What needs to be done: Check each line of the records for "value"; collect those that have it.

Records for this task:
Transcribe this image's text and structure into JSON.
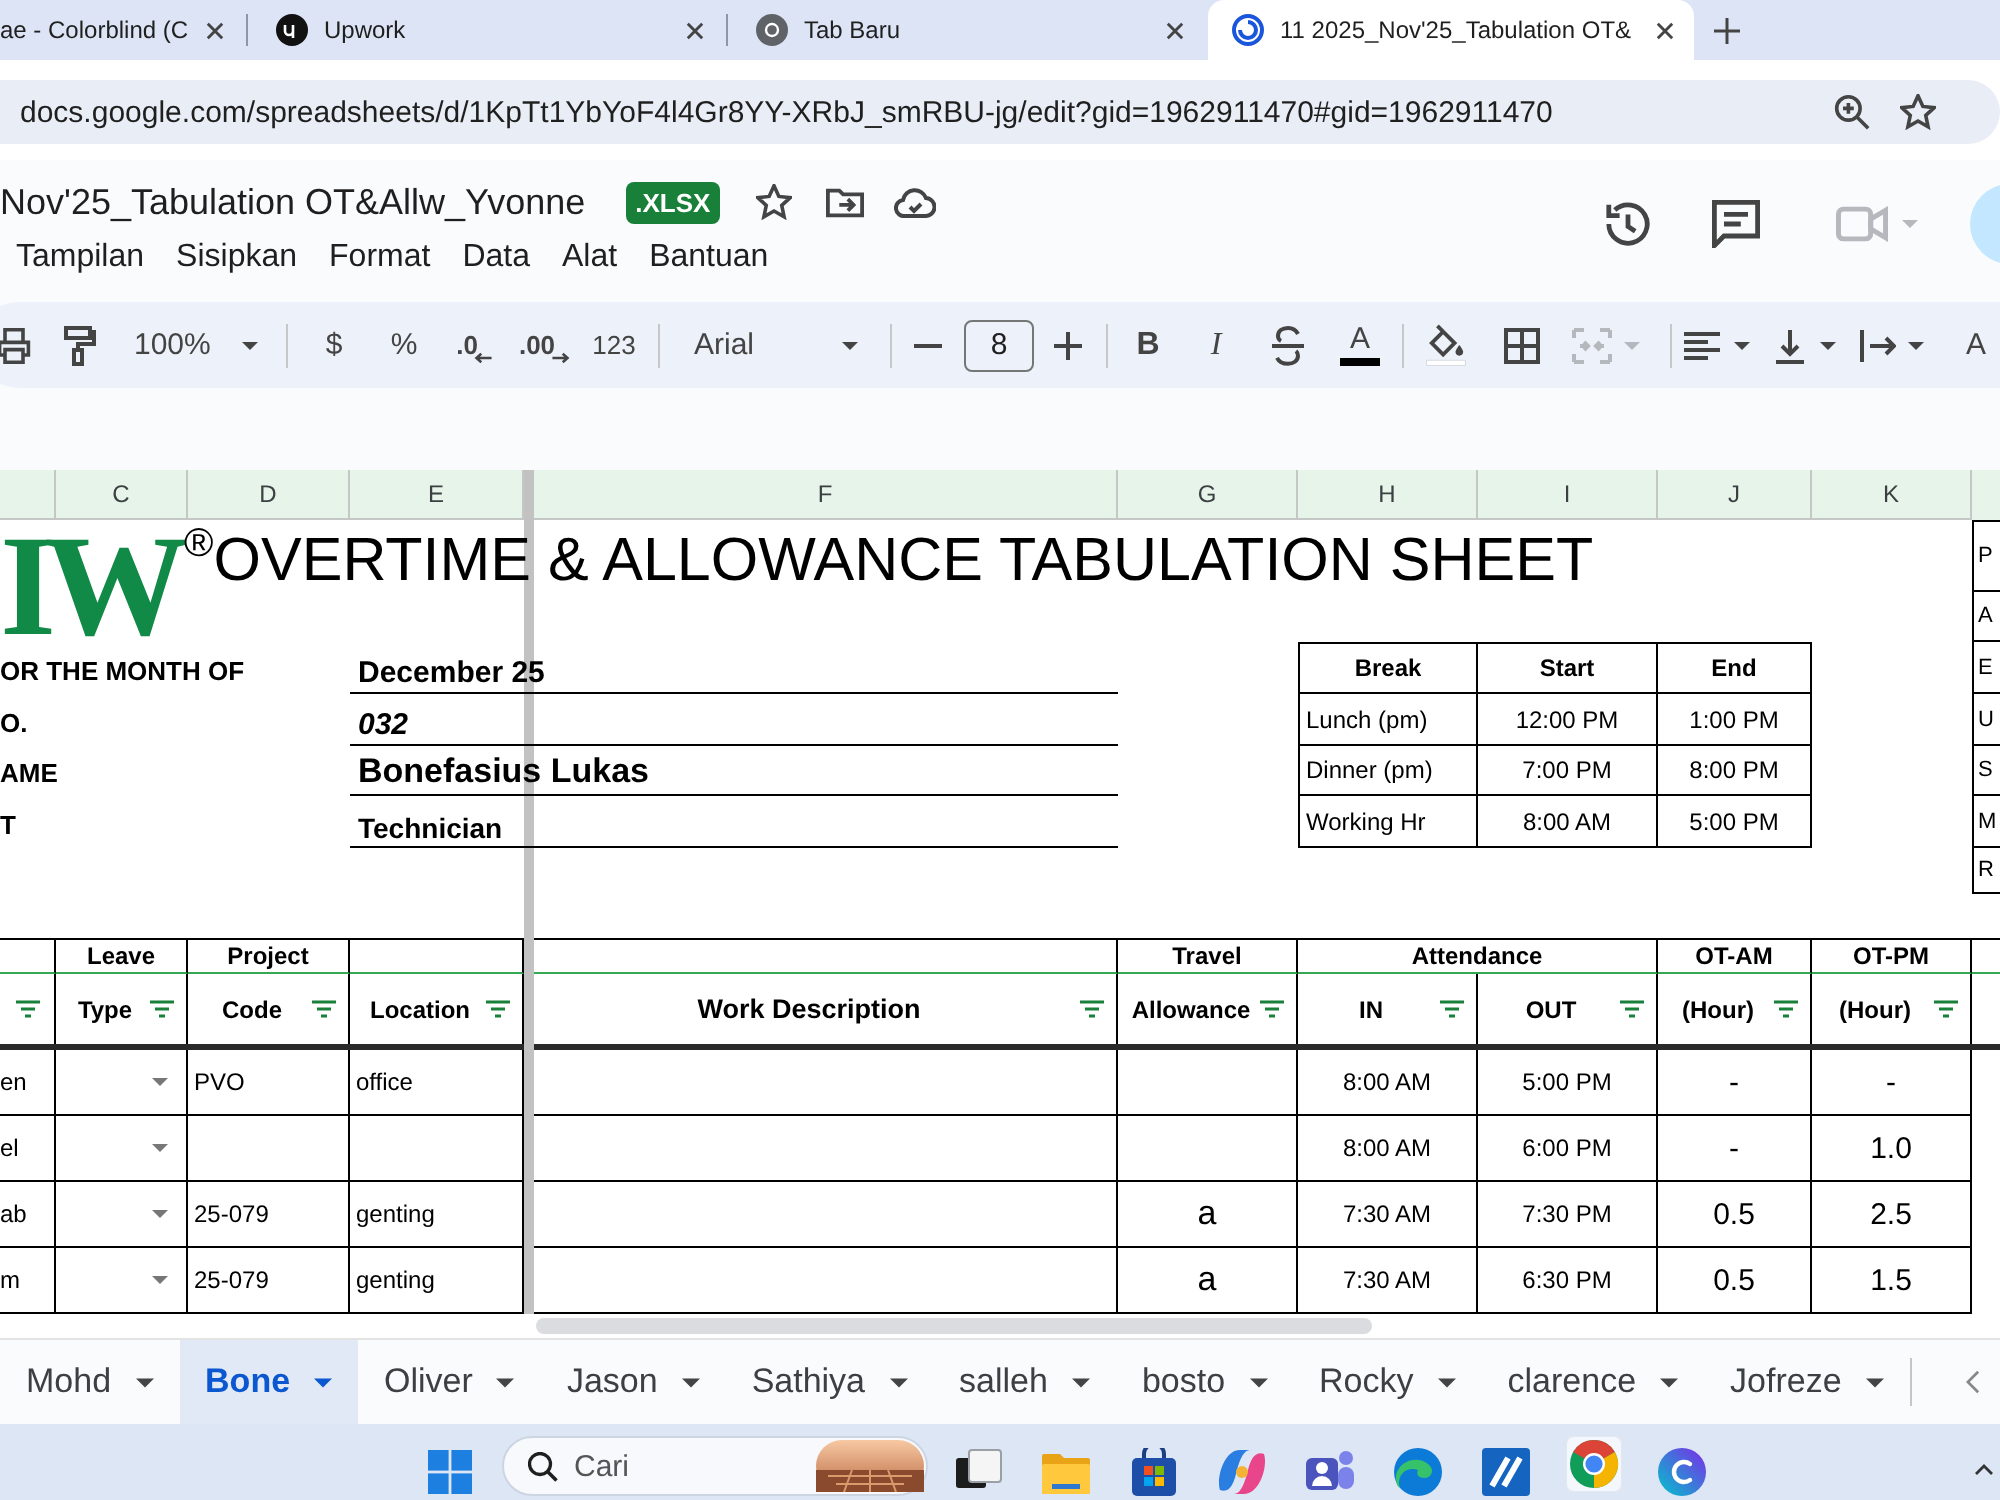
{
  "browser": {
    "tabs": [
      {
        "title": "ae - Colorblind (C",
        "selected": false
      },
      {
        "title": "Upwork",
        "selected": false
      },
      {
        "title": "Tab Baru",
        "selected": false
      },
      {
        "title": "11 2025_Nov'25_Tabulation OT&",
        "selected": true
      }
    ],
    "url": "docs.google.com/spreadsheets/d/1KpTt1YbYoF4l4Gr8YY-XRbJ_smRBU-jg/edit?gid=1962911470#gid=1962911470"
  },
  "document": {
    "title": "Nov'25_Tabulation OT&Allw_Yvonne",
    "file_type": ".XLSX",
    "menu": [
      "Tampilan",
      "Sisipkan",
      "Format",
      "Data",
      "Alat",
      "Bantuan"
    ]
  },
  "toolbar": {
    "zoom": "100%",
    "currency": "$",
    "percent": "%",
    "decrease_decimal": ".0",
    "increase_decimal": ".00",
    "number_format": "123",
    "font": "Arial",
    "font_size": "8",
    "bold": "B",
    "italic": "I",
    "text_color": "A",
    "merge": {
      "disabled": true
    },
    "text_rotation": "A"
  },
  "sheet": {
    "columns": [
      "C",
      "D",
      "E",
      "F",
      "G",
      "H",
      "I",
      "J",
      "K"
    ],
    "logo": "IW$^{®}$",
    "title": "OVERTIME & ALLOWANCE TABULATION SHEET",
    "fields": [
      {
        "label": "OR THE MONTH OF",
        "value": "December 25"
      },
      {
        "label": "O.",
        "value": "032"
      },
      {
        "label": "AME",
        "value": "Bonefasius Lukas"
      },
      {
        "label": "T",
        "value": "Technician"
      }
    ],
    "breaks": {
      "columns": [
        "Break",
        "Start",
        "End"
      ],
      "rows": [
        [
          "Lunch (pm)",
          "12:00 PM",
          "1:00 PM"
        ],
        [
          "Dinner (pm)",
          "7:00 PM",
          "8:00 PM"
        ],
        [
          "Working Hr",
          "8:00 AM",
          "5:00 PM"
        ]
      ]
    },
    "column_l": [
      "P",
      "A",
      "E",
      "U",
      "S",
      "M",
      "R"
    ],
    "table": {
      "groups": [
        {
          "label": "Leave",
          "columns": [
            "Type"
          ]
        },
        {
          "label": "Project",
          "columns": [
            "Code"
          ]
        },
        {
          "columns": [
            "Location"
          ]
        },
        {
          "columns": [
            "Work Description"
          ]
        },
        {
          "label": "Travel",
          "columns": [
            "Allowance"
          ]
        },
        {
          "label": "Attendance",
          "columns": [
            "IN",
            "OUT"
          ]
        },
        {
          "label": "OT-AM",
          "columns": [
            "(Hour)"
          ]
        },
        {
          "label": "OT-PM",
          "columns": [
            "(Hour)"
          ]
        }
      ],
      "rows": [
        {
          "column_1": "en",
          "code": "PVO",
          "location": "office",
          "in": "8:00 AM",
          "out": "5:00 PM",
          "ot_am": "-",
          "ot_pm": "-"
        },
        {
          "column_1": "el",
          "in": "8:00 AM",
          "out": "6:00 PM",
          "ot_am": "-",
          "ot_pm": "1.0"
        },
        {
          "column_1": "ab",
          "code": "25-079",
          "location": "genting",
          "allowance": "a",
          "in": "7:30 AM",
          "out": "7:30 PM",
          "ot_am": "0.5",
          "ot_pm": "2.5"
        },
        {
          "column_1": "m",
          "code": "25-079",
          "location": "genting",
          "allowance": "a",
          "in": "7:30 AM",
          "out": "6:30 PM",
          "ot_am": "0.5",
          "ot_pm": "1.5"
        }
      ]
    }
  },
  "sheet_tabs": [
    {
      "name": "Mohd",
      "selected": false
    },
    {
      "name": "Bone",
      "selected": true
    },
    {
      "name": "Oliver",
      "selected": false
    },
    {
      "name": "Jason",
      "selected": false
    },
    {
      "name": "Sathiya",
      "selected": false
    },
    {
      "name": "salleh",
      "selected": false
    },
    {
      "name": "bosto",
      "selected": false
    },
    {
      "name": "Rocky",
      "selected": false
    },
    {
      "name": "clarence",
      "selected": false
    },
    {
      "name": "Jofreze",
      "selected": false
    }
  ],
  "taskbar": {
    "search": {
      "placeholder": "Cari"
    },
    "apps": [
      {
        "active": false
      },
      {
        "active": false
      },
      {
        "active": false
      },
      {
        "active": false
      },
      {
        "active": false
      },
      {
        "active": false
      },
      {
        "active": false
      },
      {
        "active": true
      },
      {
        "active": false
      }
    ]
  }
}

* * *

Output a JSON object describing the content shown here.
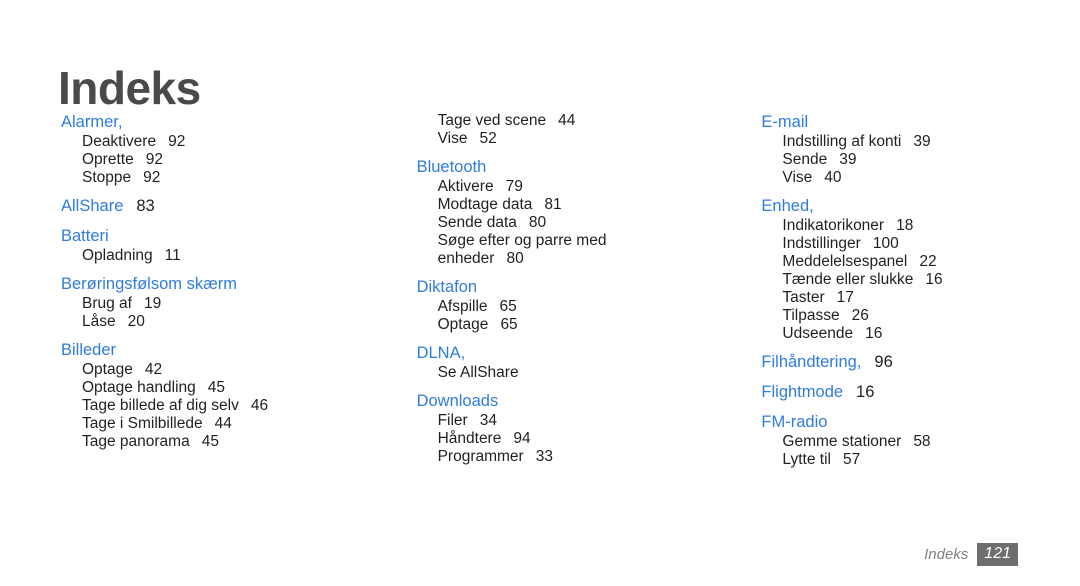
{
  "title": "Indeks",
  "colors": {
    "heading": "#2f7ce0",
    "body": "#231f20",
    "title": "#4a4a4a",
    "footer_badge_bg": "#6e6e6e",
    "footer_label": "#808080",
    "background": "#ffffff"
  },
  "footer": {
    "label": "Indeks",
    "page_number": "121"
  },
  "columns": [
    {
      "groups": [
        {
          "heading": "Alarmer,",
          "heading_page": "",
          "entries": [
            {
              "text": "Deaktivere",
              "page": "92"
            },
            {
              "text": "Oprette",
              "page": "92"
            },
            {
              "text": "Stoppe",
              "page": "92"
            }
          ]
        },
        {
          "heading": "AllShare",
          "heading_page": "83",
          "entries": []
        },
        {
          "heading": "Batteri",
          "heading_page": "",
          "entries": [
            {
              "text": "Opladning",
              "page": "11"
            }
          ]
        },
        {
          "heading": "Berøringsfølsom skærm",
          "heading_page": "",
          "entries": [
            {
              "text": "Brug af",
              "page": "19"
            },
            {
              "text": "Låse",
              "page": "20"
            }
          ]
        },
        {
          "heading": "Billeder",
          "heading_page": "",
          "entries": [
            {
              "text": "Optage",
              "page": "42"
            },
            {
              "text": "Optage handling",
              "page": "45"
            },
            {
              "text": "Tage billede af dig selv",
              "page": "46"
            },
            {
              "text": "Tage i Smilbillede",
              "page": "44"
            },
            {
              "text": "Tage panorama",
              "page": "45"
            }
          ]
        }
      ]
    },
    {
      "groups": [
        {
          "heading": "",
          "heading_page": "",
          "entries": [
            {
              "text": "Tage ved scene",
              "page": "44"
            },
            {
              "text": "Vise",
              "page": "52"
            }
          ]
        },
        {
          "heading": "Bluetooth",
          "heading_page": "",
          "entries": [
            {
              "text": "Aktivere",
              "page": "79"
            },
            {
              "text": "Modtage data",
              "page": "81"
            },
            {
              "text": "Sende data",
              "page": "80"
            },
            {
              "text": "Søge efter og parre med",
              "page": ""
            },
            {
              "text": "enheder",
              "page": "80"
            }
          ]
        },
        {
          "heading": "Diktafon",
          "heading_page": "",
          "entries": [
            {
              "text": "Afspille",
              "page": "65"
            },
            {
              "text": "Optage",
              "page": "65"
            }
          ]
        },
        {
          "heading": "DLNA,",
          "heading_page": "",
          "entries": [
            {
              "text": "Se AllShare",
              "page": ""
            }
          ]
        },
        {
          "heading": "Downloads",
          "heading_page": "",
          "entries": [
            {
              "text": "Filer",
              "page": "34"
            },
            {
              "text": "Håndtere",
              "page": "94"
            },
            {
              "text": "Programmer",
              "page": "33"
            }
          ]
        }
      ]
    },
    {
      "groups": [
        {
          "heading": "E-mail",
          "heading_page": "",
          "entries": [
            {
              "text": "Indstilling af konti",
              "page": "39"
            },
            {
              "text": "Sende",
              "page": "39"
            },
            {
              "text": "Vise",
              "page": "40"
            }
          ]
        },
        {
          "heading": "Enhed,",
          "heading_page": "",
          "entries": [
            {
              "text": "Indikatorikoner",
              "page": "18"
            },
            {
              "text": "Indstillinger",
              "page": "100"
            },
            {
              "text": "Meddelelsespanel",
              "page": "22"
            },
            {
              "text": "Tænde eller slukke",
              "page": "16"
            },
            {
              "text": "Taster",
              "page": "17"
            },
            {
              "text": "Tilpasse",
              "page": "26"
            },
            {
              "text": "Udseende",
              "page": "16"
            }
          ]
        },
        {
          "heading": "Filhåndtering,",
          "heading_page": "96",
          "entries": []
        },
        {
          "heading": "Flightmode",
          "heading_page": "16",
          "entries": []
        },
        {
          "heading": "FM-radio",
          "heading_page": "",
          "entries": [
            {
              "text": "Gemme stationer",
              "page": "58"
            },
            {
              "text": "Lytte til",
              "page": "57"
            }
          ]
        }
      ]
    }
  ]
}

Response to this exercise:
        "value": "December 25"
        "value": "032"
        "value": "Bonefasius Lukas"
        "value": "Technician"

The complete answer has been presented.